(Dataset excerpt)
====

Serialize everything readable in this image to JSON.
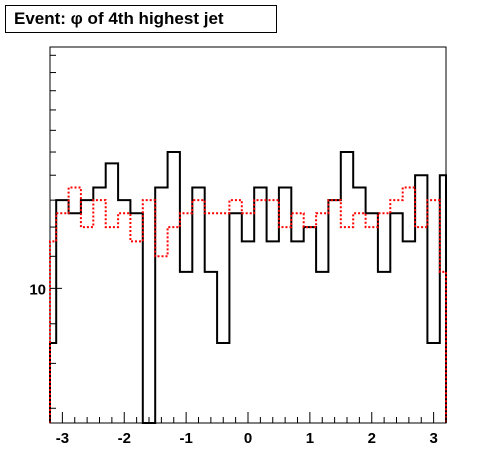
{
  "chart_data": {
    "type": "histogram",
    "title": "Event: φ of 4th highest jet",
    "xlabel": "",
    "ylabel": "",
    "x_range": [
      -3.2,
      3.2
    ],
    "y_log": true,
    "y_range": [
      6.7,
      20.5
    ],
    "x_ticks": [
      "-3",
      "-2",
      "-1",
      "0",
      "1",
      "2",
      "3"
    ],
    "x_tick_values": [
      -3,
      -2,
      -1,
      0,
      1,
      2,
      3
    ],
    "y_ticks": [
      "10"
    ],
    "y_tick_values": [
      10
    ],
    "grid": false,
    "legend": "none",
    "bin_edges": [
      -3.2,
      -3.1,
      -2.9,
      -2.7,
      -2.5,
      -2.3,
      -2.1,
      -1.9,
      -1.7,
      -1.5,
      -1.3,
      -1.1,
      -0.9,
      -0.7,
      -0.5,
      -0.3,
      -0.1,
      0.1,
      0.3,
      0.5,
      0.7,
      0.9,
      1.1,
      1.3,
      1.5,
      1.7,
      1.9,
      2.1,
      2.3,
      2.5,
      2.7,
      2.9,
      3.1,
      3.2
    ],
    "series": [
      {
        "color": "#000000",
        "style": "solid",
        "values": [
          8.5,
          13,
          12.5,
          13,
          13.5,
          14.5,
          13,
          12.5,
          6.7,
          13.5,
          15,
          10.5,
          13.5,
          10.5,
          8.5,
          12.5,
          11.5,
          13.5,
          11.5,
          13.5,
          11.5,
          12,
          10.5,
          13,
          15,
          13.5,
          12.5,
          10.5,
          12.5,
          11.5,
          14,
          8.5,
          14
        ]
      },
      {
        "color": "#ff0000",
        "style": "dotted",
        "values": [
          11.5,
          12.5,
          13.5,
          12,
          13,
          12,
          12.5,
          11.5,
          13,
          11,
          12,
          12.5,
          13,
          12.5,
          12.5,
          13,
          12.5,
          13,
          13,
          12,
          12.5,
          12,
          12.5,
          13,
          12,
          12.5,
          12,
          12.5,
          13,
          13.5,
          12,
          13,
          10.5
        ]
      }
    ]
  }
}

====

## EXERCISE DETAILS
None of the pictures should appear; repeat the records exactly otherwise.

## CORRECT OUTPUT
Serialize everything readable in this image to JSON.
{
  "chart_data": {
    "type": "histogram",
    "title": "Event: φ of 4th highest jet",
    "xlabel": "",
    "ylabel": "",
    "x_range": [
      -3.2,
      3.2
    ],
    "y_log": true,
    "y_range": [
      6.7,
      20.5
    ],
    "x_ticks": [
      "-3",
      "-2",
      "-1",
      "0",
      "1",
      "2",
      "3"
    ],
    "x_tick_values": [
      -3,
      -2,
      -1,
      0,
      1,
      2,
      3
    ],
    "y_ticks": [
      "10"
    ],
    "y_tick_values": [
      10
    ],
    "grid": false,
    "legend": "none",
    "bin_edges": [
      -3.2,
      -3.1,
      -2.9,
      -2.7,
      -2.5,
      -2.3,
      -2.1,
      -1.9,
      -1.7,
      -1.5,
      -1.3,
      -1.1,
      -0.9,
      -0.7,
      -0.5,
      -0.3,
      -0.1,
      0.1,
      0.3,
      0.5,
      0.7,
      0.9,
      1.1,
      1.3,
      1.5,
      1.7,
      1.9,
      2.1,
      2.3,
      2.5,
      2.7,
      2.9,
      3.1,
      3.2
    ],
    "series": [
      {
        "color": "#000000",
        "style": "solid",
        "values": [
          8.5,
          13,
          12.5,
          13,
          13.5,
          14.5,
          13,
          12.5,
          6.7,
          13.5,
          15,
          10.5,
          13.5,
          10.5,
          8.5,
          12.5,
          11.5,
          13.5,
          11.5,
          13.5,
          11.5,
          12,
          10.5,
          13,
          15,
          13.5,
          12.5,
          10.5,
          12.5,
          11.5,
          14,
          8.5,
          14
        ]
      },
      {
        "color": "#ff0000",
        "style": "dotted",
        "values": [
          11.5,
          12.5,
          13.5,
          12,
          13,
          12,
          12.5,
          11.5,
          13,
          11,
          12,
          12.5,
          13,
          12.5,
          12.5,
          13,
          12.5,
          13,
          13,
          12,
          12.5,
          12,
          12.5,
          13,
          12,
          12.5,
          12,
          12.5,
          13,
          13.5,
          12,
          13,
          10.5
        ]
      }
    ]
  }
}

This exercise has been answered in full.